**Your goal**
Without including any pictures, copy each entry below exactly.

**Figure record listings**

━━━

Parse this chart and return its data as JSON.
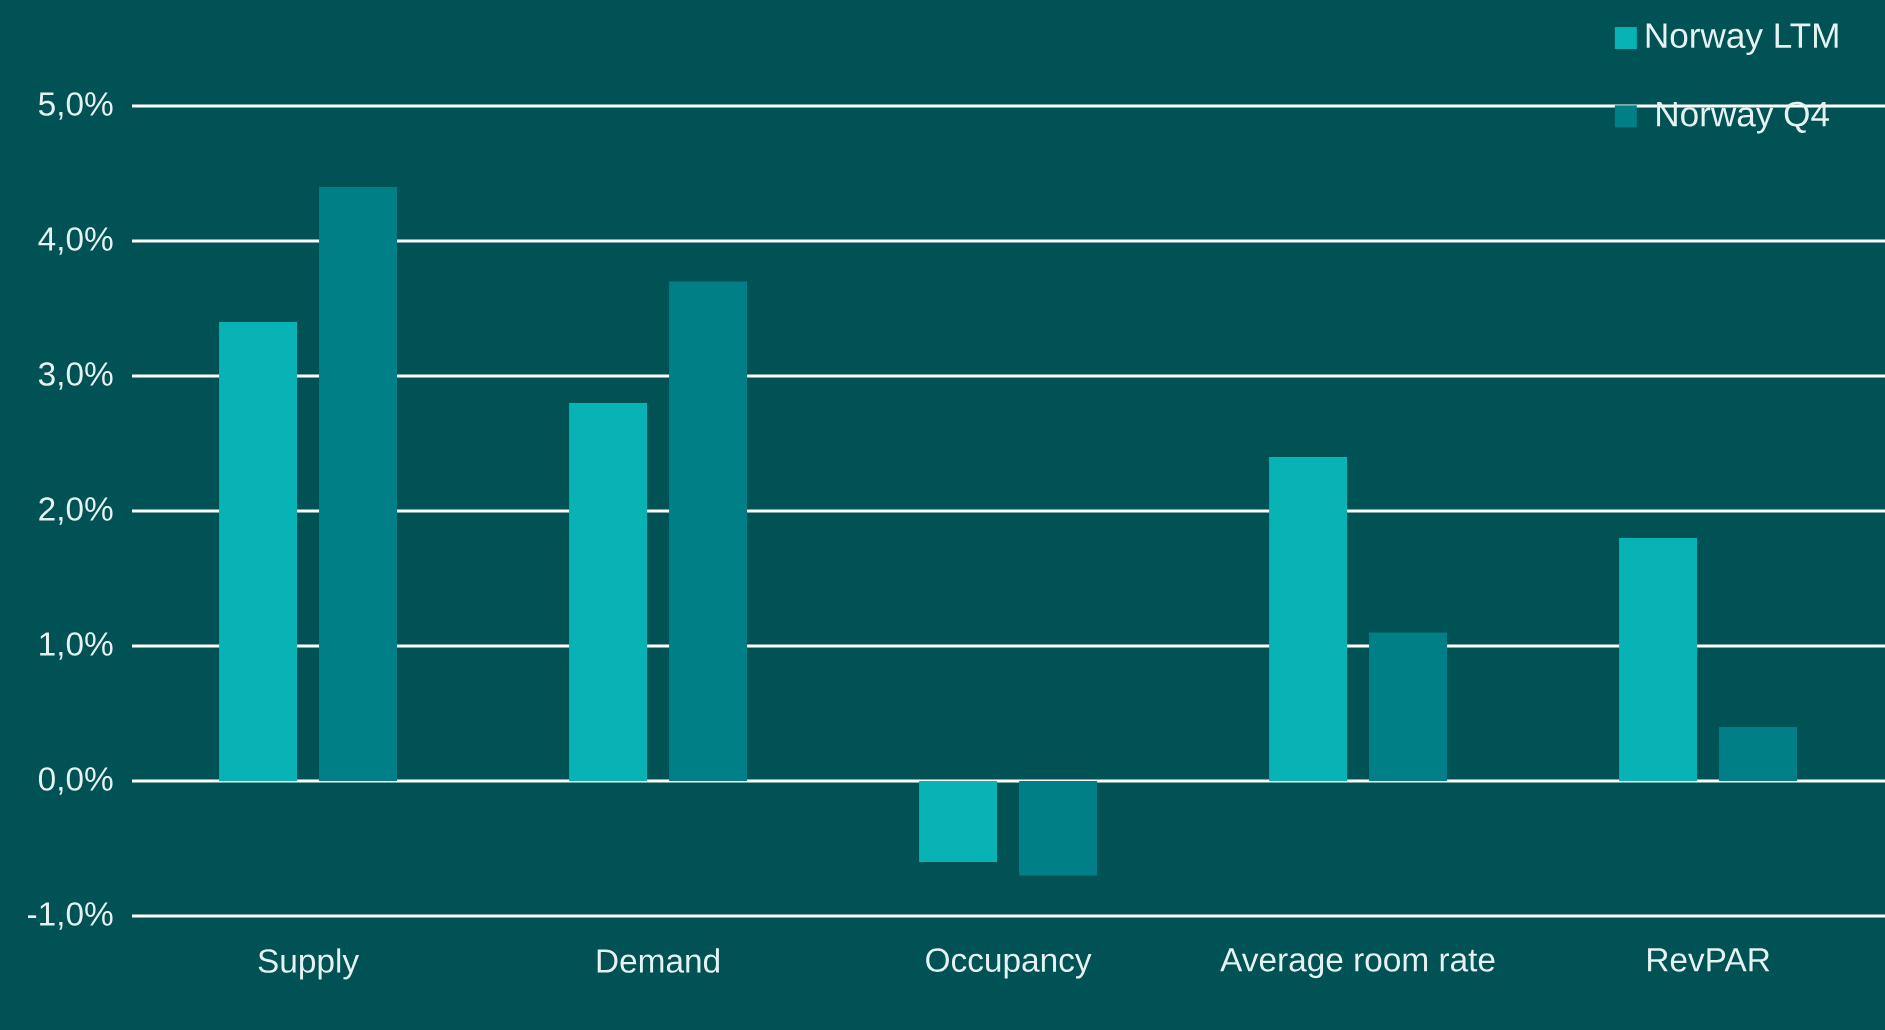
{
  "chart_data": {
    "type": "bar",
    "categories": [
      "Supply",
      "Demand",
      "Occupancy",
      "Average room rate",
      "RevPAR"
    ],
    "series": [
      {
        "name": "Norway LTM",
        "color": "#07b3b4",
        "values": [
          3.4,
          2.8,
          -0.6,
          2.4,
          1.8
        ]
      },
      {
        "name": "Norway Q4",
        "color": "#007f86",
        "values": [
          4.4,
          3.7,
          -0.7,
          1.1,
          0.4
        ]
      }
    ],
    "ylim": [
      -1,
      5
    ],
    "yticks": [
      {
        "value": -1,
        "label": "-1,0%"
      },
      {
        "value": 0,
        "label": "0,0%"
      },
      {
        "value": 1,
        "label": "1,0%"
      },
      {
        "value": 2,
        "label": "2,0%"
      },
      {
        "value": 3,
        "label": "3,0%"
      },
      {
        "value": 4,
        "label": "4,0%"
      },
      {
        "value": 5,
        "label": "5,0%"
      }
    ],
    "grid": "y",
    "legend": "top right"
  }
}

━━━

**Answer to the problem**
Parse this chart and return its data as JSON.
{
  "chart_data": {
    "type": "bar",
    "categories": [
      "Supply",
      "Demand",
      "Occupancy",
      "Average room rate",
      "RevPAR"
    ],
    "series": [
      {
        "name": "Norway LTM",
        "color": "#07b3b4",
        "values": [
          3.4,
          2.8,
          -0.6,
          2.4,
          1.8
        ]
      },
      {
        "name": "Norway Q4",
        "color": "#007f86",
        "values": [
          4.4,
          3.7,
          -0.7,
          1.1,
          0.4
        ]
      }
    ],
    "ylim": [
      -1,
      5
    ],
    "yticks": [
      {
        "value": -1,
        "label": "-1,0%"
      },
      {
        "value": 0,
        "label": "0,0%"
      },
      {
        "value": 1,
        "label": "1,0%"
      },
      {
        "value": 2,
        "label": "2,0%"
      },
      {
        "value": 3,
        "label": "3,0%"
      },
      {
        "value": 4,
        "label": "4,0%"
      },
      {
        "value": 5,
        "label": "5,0%"
      }
    ],
    "grid": "y",
    "legend": "top right"
  }
}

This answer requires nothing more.